• [Records supplied]
□ □ □ □ □ □ □
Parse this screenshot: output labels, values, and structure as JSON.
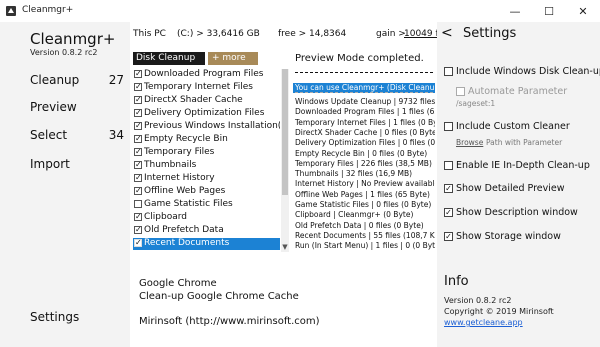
{
  "window": {
    "title": "Cleanmgr+",
    "icon": "broom-icon",
    "minimize": "—",
    "maximize": "☐",
    "close": "✕"
  },
  "sidebar": {
    "app_name": "Cleanmgr+",
    "version": "Version 0.8.2 rc2",
    "items": [
      {
        "label": "Cleanup",
        "count": "27"
      },
      {
        "label": "Preview",
        "count": ""
      },
      {
        "label": "Select",
        "count": "34"
      },
      {
        "label": "Import",
        "count": ""
      }
    ],
    "settings_label": "Settings"
  },
  "stats": {
    "pc_label": "This PC",
    "drive": "(C:) > 33,6416 GB",
    "free": "free > 14,8364",
    "gain_label": "gain >",
    "gain_value": "10049 fil"
  },
  "toolbar": {
    "disk_cleanup_label": "Disk Cleanup",
    "more_label": "+ more"
  },
  "cleanup_list": [
    {
      "label": "Downloaded Program Files",
      "checked": true
    },
    {
      "label": "Temporary Internet Files",
      "checked": true
    },
    {
      "label": "DirectX Shader Cache",
      "checked": true
    },
    {
      "label": "Delivery Optimization Files",
      "checked": true
    },
    {
      "label": "Previous Windows Installation(s)",
      "checked": true
    },
    {
      "label": "Empty Recycle Bin",
      "checked": true
    },
    {
      "label": "Temporary Files",
      "checked": true
    },
    {
      "label": "Thumbnails",
      "checked": true
    },
    {
      "label": "Internet History",
      "checked": true
    },
    {
      "label": "Offline Web Pages",
      "checked": true
    },
    {
      "label": "Game Statistic Files",
      "checked": false
    },
    {
      "label": "Clipboard",
      "checked": true
    },
    {
      "label": "Old Prefetch Data",
      "checked": true
    },
    {
      "label": "Recent Documents",
      "checked": true,
      "selected": true
    }
  ],
  "preview": {
    "status": "Preview Mode completed.",
    "highlight": "You can use Cleanmgr+ (Disk Cleanup data",
    "lines": [
      "Windows Update Cleanup | 9732 files (213",
      "Downloaded Program Files | 1 files (65 Byte",
      "Temporary Internet Files | 1 files (0 Byte)",
      "DirectX Shader Cache | 0 files (0 Byte)",
      "Delivery Optimization Files | 0 files (0 Byte)",
      "Empty Recycle Bin | 0 files (0 Byte)",
      "Temporary Files | 226 files (38,5 MB)",
      "Thumbnails | 32 files (16,9 MB)",
      "Internet History | No Preview available",
      "Offline Web Pages | 1 files (65 Byte)",
      "Game Statistic Files | 0 files (0 Byte)",
      "Clipboard | Cleanmgr+ (0 Byte)",
      "Old Prefetch Data | 0 files (0 Byte)",
      "Recent Documents | 55 files (108,7 KB)",
      "Run (In Start Menu) | 1 files | 0 (0 Byte)"
    ]
  },
  "description": {
    "title": "Google Chrome",
    "subtitle": "Clean-up Google Chrome Cache",
    "author": "Mirinsoft (http://www.mirinsoft.com)"
  },
  "settings": {
    "title": "Settings",
    "back_icon": "arrow-left-icon",
    "options": [
      {
        "label": "Include Windows Disk Clean-up",
        "checked": false,
        "disabled": false
      },
      {
        "label": "Automate Parameter",
        "checked": false,
        "disabled": true
      },
      {
        "label": "Include Custom Cleaner",
        "checked": false,
        "disabled": false
      },
      {
        "label": "Enable IE In-Depth Clean-up",
        "checked": false,
        "disabled": false
      },
      {
        "label": "Show Detailed Preview",
        "checked": true,
        "disabled": false
      },
      {
        "label": "Show Description window",
        "checked": true,
        "disabled": false
      },
      {
        "label": "Show Storage window",
        "checked": true,
        "disabled": false
      }
    ],
    "sageset": "/sageset:1",
    "browse_label": "Browse",
    "browse_hint": "Path with Parameter"
  },
  "info": {
    "title": "Info",
    "version": "Version 0.8.2 rc2",
    "copyright": "Copyright © 2019 Mirinsoft",
    "link": "www.getcleane.app"
  },
  "colors": {
    "accent": "#1c82d4",
    "more_button": "#a88a58",
    "panel": "#f3f3f3"
  }
}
□ □ □ □ □ □ □
• [Your task]
Copy the records above exactly, leaving out every picture.

• [Worked answer]
Parse this screenshot: output labels, values, and structure as JSON.
{
  "window": {
    "title": "Cleanmgr+",
    "icon": "broom-icon",
    "minimize": "—",
    "maximize": "☐",
    "close": "✕"
  },
  "sidebar": {
    "app_name": "Cleanmgr+",
    "version": "Version 0.8.2 rc2",
    "items": [
      {
        "label": "Cleanup",
        "count": "27"
      },
      {
        "label": "Preview",
        "count": ""
      },
      {
        "label": "Select",
        "count": "34"
      },
      {
        "label": "Import",
        "count": ""
      }
    ],
    "settings_label": "Settings"
  },
  "stats": {
    "pc_label": "This PC",
    "drive": "(C:) > 33,6416 GB",
    "free": "free > 14,8364",
    "gain_label": "gain >",
    "gain_value": "10049 fil"
  },
  "toolbar": {
    "disk_cleanup_label": "Disk Cleanup",
    "more_label": "+ more"
  },
  "cleanup_list": [
    {
      "label": "Downloaded Program Files",
      "checked": true
    },
    {
      "label": "Temporary Internet Files",
      "checked": true
    },
    {
      "label": "DirectX Shader Cache",
      "checked": true
    },
    {
      "label": "Delivery Optimization Files",
      "checked": true
    },
    {
      "label": "Previous Windows Installation(s)",
      "checked": true
    },
    {
      "label": "Empty Recycle Bin",
      "checked": true
    },
    {
      "label": "Temporary Files",
      "checked": true
    },
    {
      "label": "Thumbnails",
      "checked": true
    },
    {
      "label": "Internet History",
      "checked": true
    },
    {
      "label": "Offline Web Pages",
      "checked": true
    },
    {
      "label": "Game Statistic Files",
      "checked": false
    },
    {
      "label": "Clipboard",
      "checked": true
    },
    {
      "label": "Old Prefetch Data",
      "checked": true
    },
    {
      "label": "Recent Documents",
      "checked": true,
      "selected": true
    }
  ],
  "preview": {
    "status": "Preview Mode completed.",
    "highlight": "You can use Cleanmgr+ (Disk Cleanup data",
    "lines": [
      "Windows Update Cleanup | 9732 files (213",
      "Downloaded Program Files | 1 files (65 Byte",
      "Temporary Internet Files | 1 files (0 Byte)",
      "DirectX Shader Cache | 0 files (0 Byte)",
      "Delivery Optimization Files | 0 files (0 Byte)",
      "Empty Recycle Bin | 0 files (0 Byte)",
      "Temporary Files | 226 files (38,5 MB)",
      "Thumbnails | 32 files (16,9 MB)",
      "Internet History | No Preview available",
      "Offline Web Pages | 1 files (65 Byte)",
      "Game Statistic Files | 0 files (0 Byte)",
      "Clipboard | Cleanmgr+ (0 Byte)",
      "Old Prefetch Data | 0 files (0 Byte)",
      "Recent Documents | 55 files (108,7 KB)",
      "Run (In Start Menu) | 1 files | 0 (0 Byte)"
    ]
  },
  "description": {
    "title": "Google Chrome",
    "subtitle": "Clean-up Google Chrome Cache",
    "author": "Mirinsoft (http://www.mirinsoft.com)"
  },
  "settings": {
    "title": "Settings",
    "back_icon": "arrow-left-icon",
    "options": [
      {
        "label": "Include Windows Disk Clean-up",
        "checked": false,
        "disabled": false
      },
      {
        "label": "Automate Parameter",
        "checked": false,
        "disabled": true
      },
      {
        "label": "Include Custom Cleaner",
        "checked": false,
        "disabled": false
      },
      {
        "label": "Enable IE In-Depth Clean-up",
        "checked": false,
        "disabled": false
      },
      {
        "label": "Show Detailed Preview",
        "checked": true,
        "disabled": false
      },
      {
        "label": "Show Description window",
        "checked": true,
        "disabled": false
      },
      {
        "label": "Show Storage window",
        "checked": true,
        "disabled": false
      }
    ],
    "sageset": "/sageset:1",
    "browse_label": "Browse",
    "browse_hint": "Path with Parameter"
  },
  "info": {
    "title": "Info",
    "version": "Version 0.8.2 rc2",
    "copyright": "Copyright © 2019 Mirinsoft",
    "link": "www.getcleane.app"
  },
  "colors": {
    "accent": "#1c82d4",
    "more_button": "#a88a58",
    "panel": "#f3f3f3"
  }
}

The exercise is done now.